- **What you need to do**
List each line of the data in which the string "воды" appears.

- **Supplied data**
________________________
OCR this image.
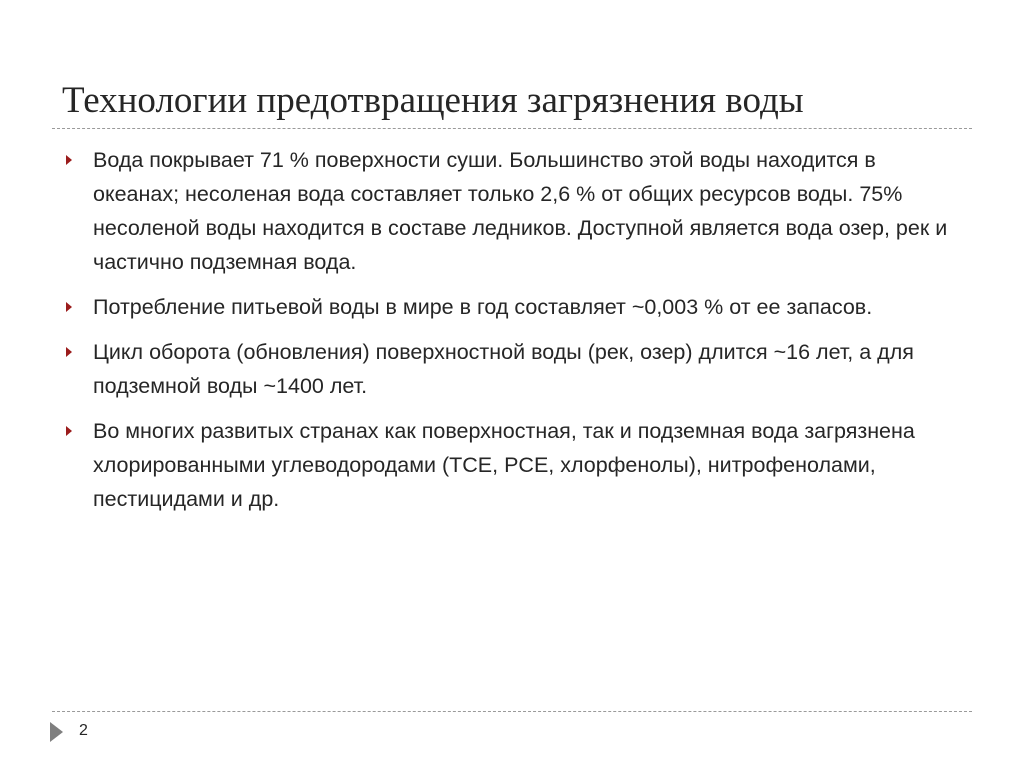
Технологии предотвращения загрязнения воды
Вода покрывает 71 % поверхности суши. Большинство этой воды находится в океанах; несоленая вода составляет только 2,6 % от общих ресурсов воды. 75% несоленой воды находится в составе ледников. Доступной является вода озер, рек и частично подземная вода.
Потребление питьевой воды в мире в год составляет ~0,003 % от ее запасов.
Цикл оборота (обновления) поверхностной воды (рек, озер) длится ~16 лет, а для подземной воды ~1400 лет.
Во многих развитых странах как поверхностная, так и подземная вода загрязнена хлорированными углеводородами (TCE, PCE, хлорфенолы), нитрофенолами, пестицидами и др.
2
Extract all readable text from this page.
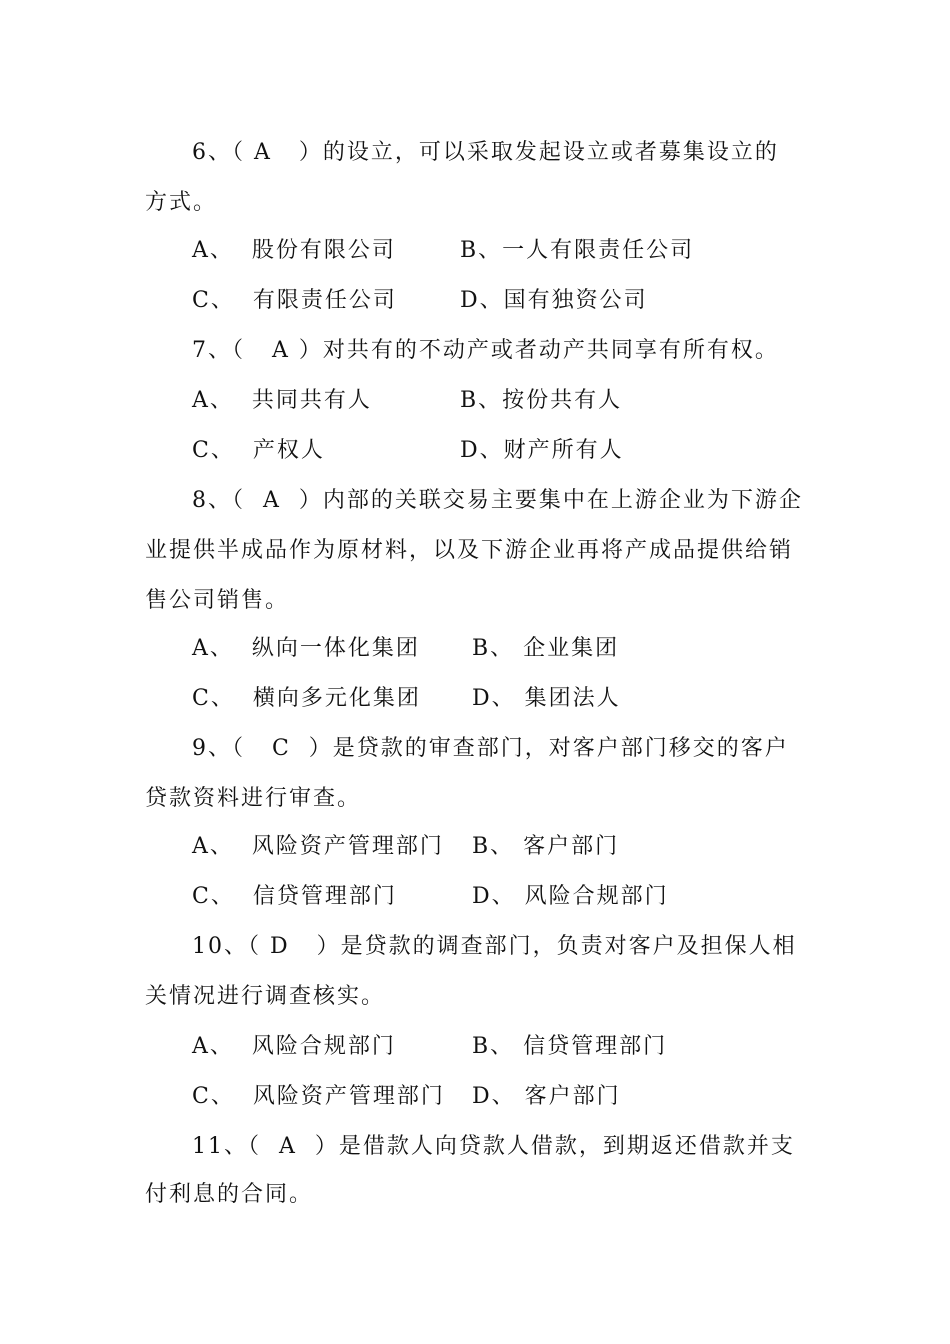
6、（ A   ）的设立，可以采取发起设立或者募集设立的
方式。
A、  股份有限公司	B、一人有限责任公司
C、  有限责任公司	D、国有独资公司
7、（   A ）对共有的不动产或者动产共同享有所有权。
A、  共同共有人	B、按份共有人
C、  产权人	D、财产所有人
8、（  A  ）内部的关联交易主要集中在上游企业为下游企
业提供半成品作为原材料，以及下游企业再将产成品提供给销
售公司销售。
A、  纵向一体化集团 B、 企业集团
C、  横向多元化集团 D、 集团法人
9、（   C  ）是贷款的审查部门，对客户部门移交的客户
贷款资料进行审查。
A、  风险资产管理部门 B、 客户部门
C、  信贷管理部门	D、 风险合规部门
10、（ D   ）是贷款的调查部门，负责对客户及担保人相
关情况进行调查核实。
A、  风险合规部门	B、 信贷管理部门
C、  风险资产管理部门 D、 客户部门
11、（  A  ）是借款人向贷款人借款，到期返还借款并支
付利息的合同。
________________________
- **Solution to the problem**
Технологии предотвращения загрязнения воды
Вода покрывает 71 % поверхности суши. Большинство этой воды находится в океанах; несоленая вода составляет только 2,6 % от общих ресурсов воды. 75% несоленой воды находится в составе ледников. Доступной является вода озер, рек и частично подземная вода.
Потребление питьевой воды в мире в год составляет ~0,003 % от ее запасов.
Цикл оборота (обновления) поверхностной воды (рек, озер) длится ~16 лет, а для подземной воды ~1400 лет.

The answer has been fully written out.